- [Records shown]:
>> Start

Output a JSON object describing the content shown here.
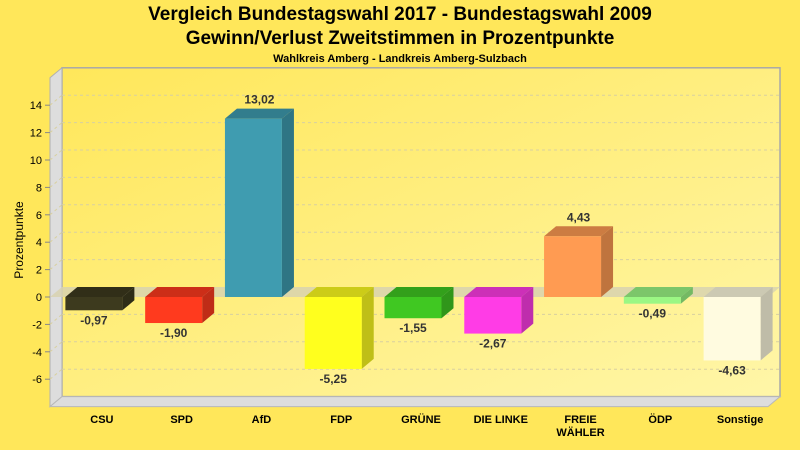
{
  "chart_data": {
    "type": "bar",
    "title": "Vergleich Bundestagswahl 2017 - Bundestagswahl 2009",
    "subtitle": "Gewinn/Verlust Zweitstimmen in Prozentpunkte",
    "subsubtitle": "Wahlkreis Amberg - Landkreis Amberg-Sulzbach",
    "xlabel": "",
    "ylabel": "Prozentpunkte",
    "ylim": [
      -8,
      16
    ],
    "yticks": [
      14,
      12,
      10,
      8,
      6,
      4,
      2,
      0,
      -2,
      -4,
      -6
    ],
    "grid": true,
    "categories": [
      "CSU",
      "SPD",
      "AfD",
      "FDP",
      "GRÜNE",
      "DIE LINKE",
      "FREIE WÄHLER",
      "ÖDP",
      "Sonstige"
    ],
    "category_lines": [
      [
        "CSU"
      ],
      [
        "SPD"
      ],
      [
        "AfD"
      ],
      [
        "FDP"
      ],
      [
        "GRÜNE"
      ],
      [
        "DIE LINKE"
      ],
      [
        "FREIE",
        "WÄHLER"
      ],
      [
        "ÖDP"
      ],
      [
        "Sonstige"
      ]
    ],
    "values": [
      -0.97,
      -1.9,
      13.02,
      -5.25,
      -1.55,
      -2.67,
      4.43,
      -0.49,
      -4.63
    ],
    "value_labels": [
      "-0,97",
      "-1,90",
      "13,02",
      "-5,25",
      "-1,55",
      "-2,67",
      "4,43",
      "-0,49",
      "-4,63"
    ],
    "colors": [
      "#3D3A1E",
      "#FF3A1E",
      "#3F9CB0",
      "#FFFF1E",
      "#40C822",
      "#FF3CE6",
      "#FF9B52",
      "#9BF784",
      "#FFFBE0"
    ]
  }
}
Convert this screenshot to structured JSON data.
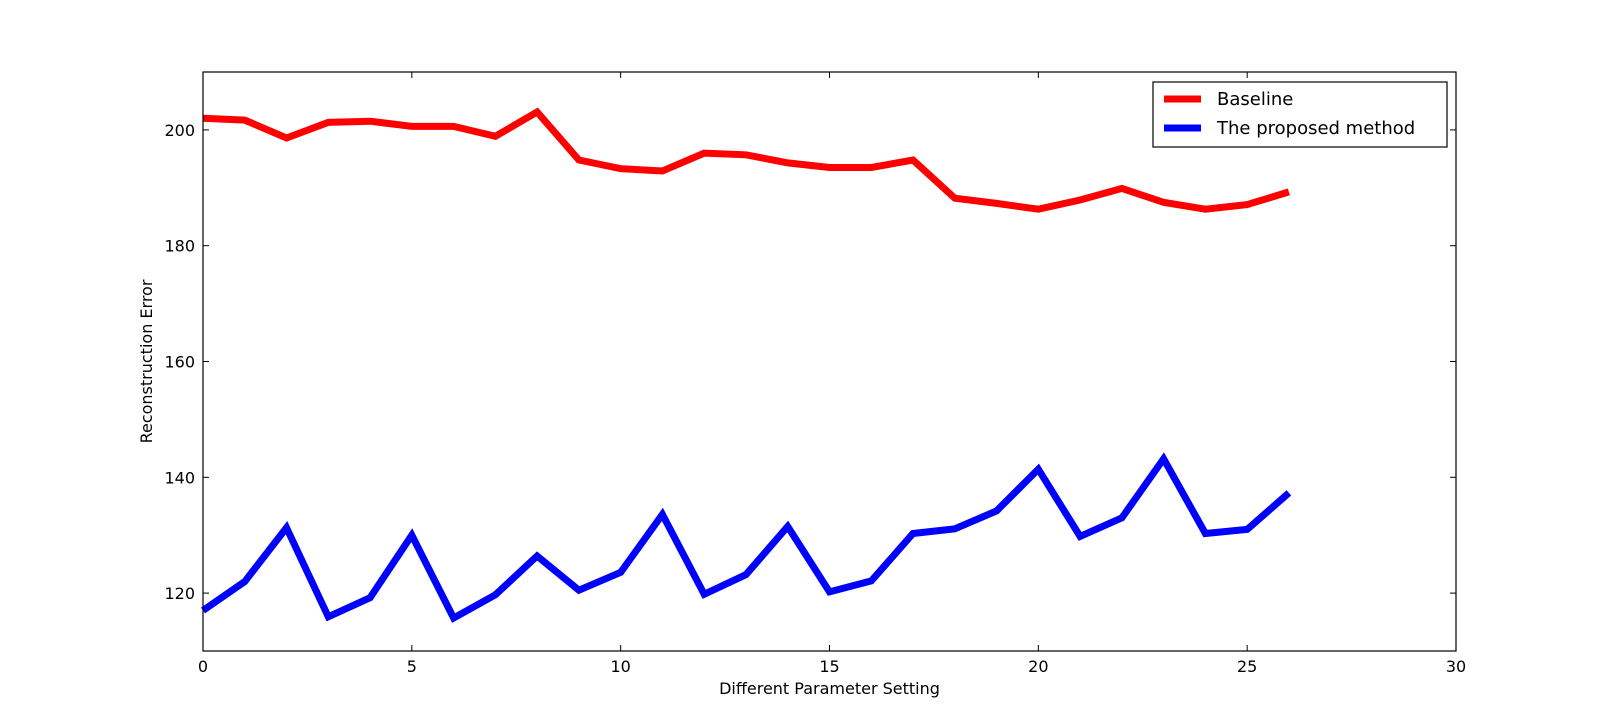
{
  "chart_data": {
    "type": "line",
    "title": "",
    "xlabel": "Different Parameter Setting",
    "ylabel": "Reconstruction Error",
    "xlim": [
      0,
      30
    ],
    "ylim": [
      110,
      210
    ],
    "xticks": [
      0,
      5,
      10,
      15,
      20,
      25,
      30
    ],
    "xtick_labels": [
      "0",
      "5",
      "10",
      "15",
      "20",
      "25",
      "30"
    ],
    "yticks": [
      120,
      140,
      160,
      180,
      200
    ],
    "ytick_labels": [
      "120",
      "140",
      "160",
      "180",
      "200"
    ],
    "grid": false,
    "legend_position": "top-right",
    "x": [
      0,
      1,
      2,
      3,
      4,
      5,
      6,
      7,
      8,
      9,
      10,
      11,
      12,
      13,
      14,
      15,
      16,
      17,
      18,
      19,
      20,
      21,
      22,
      23,
      24,
      25,
      26
    ],
    "series": [
      {
        "name": "Baseline",
        "color": "#ff0000",
        "values": [
          202.0,
          201.7,
          198.6,
          201.3,
          201.5,
          200.6,
          200.6,
          198.9,
          203.1,
          194.8,
          193.3,
          192.9,
          196.0,
          195.7,
          194.3,
          193.5,
          193.5,
          194.8,
          188.2,
          187.3,
          186.3,
          187.9,
          189.9,
          187.5,
          186.3,
          187.1,
          189.3
        ]
      },
      {
        "name": "The proposed method",
        "color": "#0000ff",
        "values": [
          117.0,
          122.0,
          131.3,
          115.9,
          119.2,
          130.0,
          115.7,
          119.7,
          126.4,
          120.5,
          123.6,
          133.6,
          119.8,
          123.2,
          131.5,
          120.2,
          122.1,
          130.3,
          131.1,
          134.2,
          141.4,
          129.8,
          133.0,
          143.2,
          130.3,
          131.0,
          137.3
        ]
      }
    ]
  }
}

>> End

- [Task]:
Leaving out the pictures, repeat the data above exactly.

- [Expected answer]:
Output a JSON object describing the content shown here.
{
  "chart_data": {
    "type": "bar",
    "title": "Vergleich Bundestagswahl 2017 - Bundestagswahl 2009",
    "subtitle": "Gewinn/Verlust Zweitstimmen in Prozentpunkte",
    "subsubtitle": "Wahlkreis Amberg - Landkreis Amberg-Sulzbach",
    "xlabel": "",
    "ylabel": "Prozentpunkte",
    "ylim": [
      -8,
      16
    ],
    "yticks": [
      14,
      12,
      10,
      8,
      6,
      4,
      2,
      0,
      -2,
      -4,
      -6
    ],
    "grid": true,
    "categories": [
      "CSU",
      "SPD",
      "AfD",
      "FDP",
      "GRÜNE",
      "DIE LINKE",
      "FREIE WÄHLER",
      "ÖDP",
      "Sonstige"
    ],
    "category_lines": [
      [
        "CSU"
      ],
      [
        "SPD"
      ],
      [
        "AfD"
      ],
      [
        "FDP"
      ],
      [
        "GRÜNE"
      ],
      [
        "DIE LINKE"
      ],
      [
        "FREIE",
        "WÄHLER"
      ],
      [
        "ÖDP"
      ],
      [
        "Sonstige"
      ]
    ],
    "values": [
      -0.97,
      -1.9,
      13.02,
      -5.25,
      -1.55,
      -2.67,
      4.43,
      -0.49,
      -4.63
    ],
    "value_labels": [
      "-0,97",
      "-1,90",
      "13,02",
      "-5,25",
      "-1,55",
      "-2,67",
      "4,43",
      "-0,49",
      "-4,63"
    ],
    "colors": [
      "#3D3A1E",
      "#FF3A1E",
      "#3F9CB0",
      "#FFFF1E",
      "#40C822",
      "#FF3CE6",
      "#FF9B52",
      "#9BF784",
      "#FFFBE0"
    ]
  }
}
Convert this screenshot to structured JSON data.
{
  "chart_data": {
    "type": "line",
    "title": "",
    "xlabel": "Different Parameter Setting",
    "ylabel": "Reconstruction Error",
    "xlim": [
      0,
      30
    ],
    "ylim": [
      110,
      210
    ],
    "xticks": [
      0,
      5,
      10,
      15,
      20,
      25,
      30
    ],
    "xtick_labels": [
      "0",
      "5",
      "10",
      "15",
      "20",
      "25",
      "30"
    ],
    "yticks": [
      120,
      140,
      160,
      180,
      200
    ],
    "ytick_labels": [
      "120",
      "140",
      "160",
      "180",
      "200"
    ],
    "grid": false,
    "legend_position": "top-right",
    "x": [
      0,
      1,
      2,
      3,
      4,
      5,
      6,
      7,
      8,
      9,
      10,
      11,
      12,
      13,
      14,
      15,
      16,
      17,
      18,
      19,
      20,
      21,
      22,
      23,
      24,
      25,
      26
    ],
    "series": [
      {
        "name": "Baseline",
        "color": "#ff0000",
        "values": [
          202.0,
          201.7,
          198.6,
          201.3,
          201.5,
          200.6,
          200.6,
          198.9,
          203.1,
          194.8,
          193.3,
          192.9,
          196.0,
          195.7,
          194.3,
          193.5,
          193.5,
          194.8,
          188.2,
          187.3,
          186.3,
          187.9,
          189.9,
          187.5,
          186.3,
          187.1,
          189.3
        ]
      },
      {
        "name": "The proposed method",
        "color": "#0000ff",
        "values": [
          117.0,
          122.0,
          131.3,
          115.9,
          119.2,
          130.0,
          115.7,
          119.7,
          126.4,
          120.5,
          123.6,
          133.6,
          119.8,
          123.2,
          131.5,
          120.2,
          122.1,
          130.3,
          131.1,
          134.2,
          141.4,
          129.8,
          133.0,
          143.2,
          130.3,
          131.0,
          137.3
        ]
      }
    ]
  }
}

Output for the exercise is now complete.